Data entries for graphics
┌──
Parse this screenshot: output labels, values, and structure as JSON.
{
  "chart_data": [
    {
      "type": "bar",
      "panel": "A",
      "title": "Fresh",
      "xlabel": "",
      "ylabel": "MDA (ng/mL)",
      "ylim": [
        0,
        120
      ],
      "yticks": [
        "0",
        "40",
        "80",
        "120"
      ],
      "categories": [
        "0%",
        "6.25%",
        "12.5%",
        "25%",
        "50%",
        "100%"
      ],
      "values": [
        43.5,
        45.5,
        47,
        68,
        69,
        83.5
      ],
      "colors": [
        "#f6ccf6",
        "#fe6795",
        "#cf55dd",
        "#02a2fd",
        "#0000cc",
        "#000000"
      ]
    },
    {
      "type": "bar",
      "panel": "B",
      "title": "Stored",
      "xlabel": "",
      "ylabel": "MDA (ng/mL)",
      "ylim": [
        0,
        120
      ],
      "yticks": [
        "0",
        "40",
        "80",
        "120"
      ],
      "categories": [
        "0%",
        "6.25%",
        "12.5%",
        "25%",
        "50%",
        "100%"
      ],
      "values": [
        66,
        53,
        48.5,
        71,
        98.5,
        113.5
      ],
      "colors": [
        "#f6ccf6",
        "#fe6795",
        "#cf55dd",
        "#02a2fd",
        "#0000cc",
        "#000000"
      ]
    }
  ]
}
└──
• [Task description]
Faithfully copy every entry, leaving nothing out.

• [Task solution]
Parse this screenshot: output labels, values, and structure as JSON.
{
  "chart_data": [
    {
      "type": "bar",
      "panel": "A",
      "title": "Fresh",
      "xlabel": "",
      "ylabel": "MDA (ng/mL)",
      "ylim": [
        0,
        120
      ],
      "yticks": [
        "0",
        "40",
        "80",
        "120"
      ],
      "categories": [
        "0%",
        "6.25%",
        "12.5%",
        "25%",
        "50%",
        "100%"
      ],
      "values": [
        43.5,
        45.5,
        47,
        68,
        69,
        83.5
      ],
      "colors": [
        "#f6ccf6",
        "#fe6795",
        "#cf55dd",
        "#02a2fd",
        "#0000cc",
        "#000000"
      ]
    },
    {
      "type": "bar",
      "panel": "B",
      "title": "Stored",
      "xlabel": "",
      "ylabel": "MDA (ng/mL)",
      "ylim": [
        0,
        120
      ],
      "yticks": [
        "0",
        "40",
        "80",
        "120"
      ],
      "categories": [
        "0%",
        "6.25%",
        "12.5%",
        "25%",
        "50%",
        "100%"
      ],
      "values": [
        66,
        53,
        48.5,
        71,
        98.5,
        113.5
      ],
      "colors": [
        "#f6ccf6",
        "#fe6795",
        "#cf55dd",
        "#02a2fd",
        "#0000cc",
        "#000000"
      ]
    }
  ]
}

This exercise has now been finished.